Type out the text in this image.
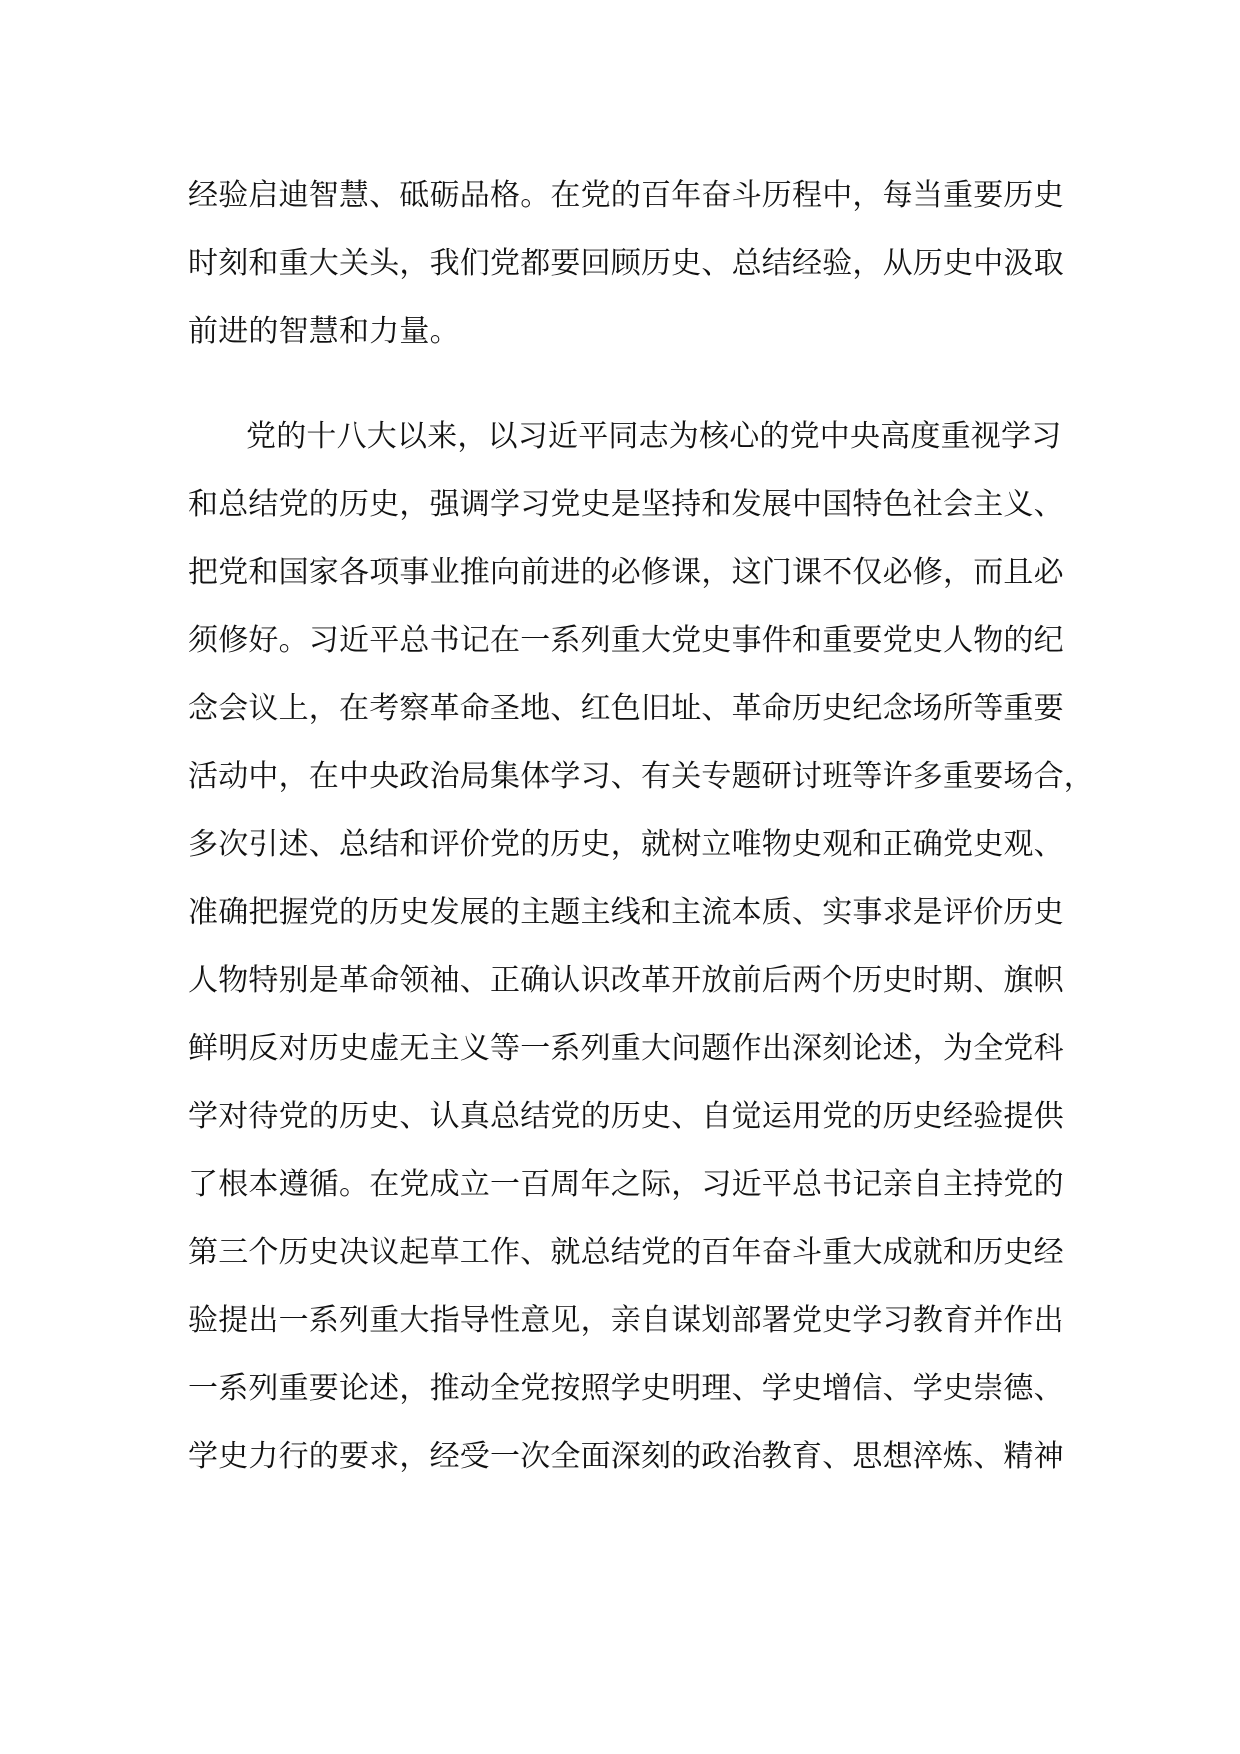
经验启迪智慧、砥砺品格。在党的百年奋斗历程中，每当重要历史
时刻和重大关头，我们党都要回顾历史、总结经验，从历史中汲取
前进的智慧和力量。
党的十八大以来，以习近平同志为核心的党中央高度重视学习
和总结党的历史，强调学习党史是坚持和发展中国特色社会主义、
把党和国家各项事业推向前进的必修课，这门课不仅必修，而且必
须修好。习近平总书记在一系列重大党史事件和重要党史人物的纪
念会议上，在考察革命圣地、红色旧址、革命历史纪念场所等重要
活动中，在中央政治局集体学习、有关专题研讨班等许多重要场合，
多次引述、总结和评价党的历史，就树立唯物史观和正确党史观、
准确把握党的历史发展的主题主线和主流本质、实事求是评价历史
人物特别是革命领袖、正确认识改革开放前后两个历史时期、旗帜
鲜明反对历史虚无主义等一系列重大问题作出深刻论述，为全党科
学对待党的历史、认真总结党的历史、自觉运用党的历史经验提供
了根本遵循。在党成立一百周年之际，习近平总书记亲自主持党的
第三个历史决议起草工作、就总结党的百年奋斗重大成就和历史经
验提出一系列重大指导性意见，亲自谋划部署党史学习教育并作出
一系列重要论述，推动全党按照学史明理、学史增信、学史崇德、
学史力行的要求，经受一次全面深刻的政治教育、思想淬炼、精神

__Instruction__. Except for the pictures, reproduce every line exactly.

__Response__.
Type out the text in this image.
经验启迪智慧、砥砺品格。在党的百年奋斗历程中，每当重要历史
时刻和重大关头，我们党都要回顾历史、总结经验，从历史中汲取
前进的智慧和力量。
党的十八大以来，以习近平同志为核心的党中央高度重视学习
和总结党的历史，强调学习党史是坚持和发展中国特色社会主义、
把党和国家各项事业推向前进的必修课，这门课不仅必修，而且必
须修好。习近平总书记在一系列重大党史事件和重要党史人物的纪
念会议上，在考察革命圣地、红色旧址、革命历史纪念场所等重要
活动中，在中央政治局集体学习、有关专题研讨班等许多重要场合，
多次引述、总结和评价党的历史，就树立唯物史观和正确党史观、
准确把握党的历史发展的主题主线和主流本质、实事求是评价历史
人物特别是革命领袖、正确认识改革开放前后两个历史时期、旗帜
鲜明反对历史虚无主义等一系列重大问题作出深刻论述，为全党科
学对待党的历史、认真总结党的历史、自觉运用党的历史经验提供
了根本遵循。在党成立一百周年之际，习近平总书记亲自主持党的
第三个历史决议起草工作、就总结党的百年奋斗重大成就和历史经
验提出一系列重大指导性意见，亲自谋划部署党史学习教育并作出
一系列重要论述，推动全党按照学史明理、学史增信、学史崇德、
学史力行的要求，经受一次全面深刻的政治教育、思想淬炼、精神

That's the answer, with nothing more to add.